┌──

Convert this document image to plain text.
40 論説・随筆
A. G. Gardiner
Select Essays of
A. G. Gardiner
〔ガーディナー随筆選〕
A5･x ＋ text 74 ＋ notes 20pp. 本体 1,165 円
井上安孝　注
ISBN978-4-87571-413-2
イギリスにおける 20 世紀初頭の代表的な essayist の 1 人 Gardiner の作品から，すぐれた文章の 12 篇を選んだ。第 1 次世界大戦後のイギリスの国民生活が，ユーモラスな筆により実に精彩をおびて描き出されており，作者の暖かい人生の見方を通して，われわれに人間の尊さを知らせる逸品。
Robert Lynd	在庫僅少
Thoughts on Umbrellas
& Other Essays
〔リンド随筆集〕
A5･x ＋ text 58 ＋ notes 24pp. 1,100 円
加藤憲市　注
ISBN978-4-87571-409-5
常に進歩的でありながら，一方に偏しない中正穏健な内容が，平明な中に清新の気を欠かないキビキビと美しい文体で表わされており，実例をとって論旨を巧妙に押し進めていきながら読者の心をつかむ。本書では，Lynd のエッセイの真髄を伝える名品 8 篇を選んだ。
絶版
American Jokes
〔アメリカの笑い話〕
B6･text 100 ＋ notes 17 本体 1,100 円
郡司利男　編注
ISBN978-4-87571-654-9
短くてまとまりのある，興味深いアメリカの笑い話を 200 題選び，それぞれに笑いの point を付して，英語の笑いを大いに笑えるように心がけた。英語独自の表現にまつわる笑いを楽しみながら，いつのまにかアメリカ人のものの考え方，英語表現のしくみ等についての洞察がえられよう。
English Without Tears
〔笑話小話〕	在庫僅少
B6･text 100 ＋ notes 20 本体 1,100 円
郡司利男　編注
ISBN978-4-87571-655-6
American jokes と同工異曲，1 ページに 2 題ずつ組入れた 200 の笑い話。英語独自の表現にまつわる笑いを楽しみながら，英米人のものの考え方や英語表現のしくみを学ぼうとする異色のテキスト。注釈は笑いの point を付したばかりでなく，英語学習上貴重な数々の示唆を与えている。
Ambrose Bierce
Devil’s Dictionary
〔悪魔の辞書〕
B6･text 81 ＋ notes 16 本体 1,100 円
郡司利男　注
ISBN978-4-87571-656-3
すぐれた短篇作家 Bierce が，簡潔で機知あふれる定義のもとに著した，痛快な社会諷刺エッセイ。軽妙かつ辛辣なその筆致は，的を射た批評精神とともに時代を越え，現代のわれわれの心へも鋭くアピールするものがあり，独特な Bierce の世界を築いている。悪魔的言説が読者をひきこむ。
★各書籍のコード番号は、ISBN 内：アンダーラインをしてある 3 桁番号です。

└──

AIM:
Output the data above exactly, please, line for line.

EXERCISE RESPONSE:
Convert this document image to plain text.
40 論説・随筆
A. G. Gardiner
Select Essays of
A. G. Gardiner
〔ガーディナー随筆選〕
A5･x ＋ text 74 ＋ notes 20pp. 本体 1,165 円
井上安孝　注
ISBN978-4-87571-413-2
イギリスにおける 20 世紀初頭の代表的な essayist の 1 人 Gardiner の作品から，すぐれた文章の 12 篇を選んだ。第 1 次世界大戦後のイギリスの国民生活が，ユーモラスな筆により実に精彩をおびて描き出されており，作者の暖かい人生の見方を通して，われわれに人間の尊さを知らせる逸品。
Robert Lynd	在庫僅少
Thoughts on Umbrellas
& Other Essays
〔リンド随筆集〕
A5･x ＋ text 58 ＋ notes 24pp. 1,100 円
加藤憲市　注
ISBN978-4-87571-409-5
常に進歩的でありながら，一方に偏しない中正穏健な内容が，平明な中に清新の気を欠かないキビキビと美しい文体で表わされており，実例をとって論旨を巧妙に押し進めていきながら読者の心をつかむ。本書では，Lynd のエッセイの真髄を伝える名品 8 篇を選んだ。
絶版
American Jokes
〔アメリカの笑い話〕
B6･text 100 ＋ notes 17 本体 1,100 円
郡司利男　編注
ISBN978-4-87571-654-9
短くてまとまりのある，興味深いアメリカの笑い話を 200 題選び，それぞれに笑いの point を付して，英語の笑いを大いに笑えるように心がけた。英語独自の表現にまつわる笑いを楽しみながら，いつのまにかアメリカ人のものの考え方，英語表現のしくみ等についての洞察がえられよう。
English Without Tears
〔笑話小話〕	在庫僅少
B6･text 100 ＋ notes 20 本体 1,100 円
郡司利男　編注
ISBN978-4-87571-655-6
American jokes と同工異曲，1 ページに 2 題ずつ組入れた 200 の笑い話。英語独自の表現にまつわる笑いを楽しみながら，英米人のものの考え方や英語表現のしくみを学ぼうとする異色のテキスト。注釈は笑いの point を付したばかりでなく，英語学習上貴重な数々の示唆を与えている。
Ambrose Bierce
Devil’s Dictionary
〔悪魔の辞書〕
B6･text 81 ＋ notes 16 本体 1,100 円
郡司利男　注
ISBN978-4-87571-656-3
すぐれた短篇作家 Bierce が，簡潔で機知あふれる定義のもとに著した，痛快な社会諷刺エッセイ。軽妙かつ辛辣なその筆致は，的を射た批評精神とともに時代を越え，現代のわれわれの心へも鋭くアピールするものがあり，独特な Bierce の世界を築いている。悪魔的言説が読者をひきこむ。
★各書籍のコード番号は、ISBN 内：アンダーラインをしてある 3 桁番号です。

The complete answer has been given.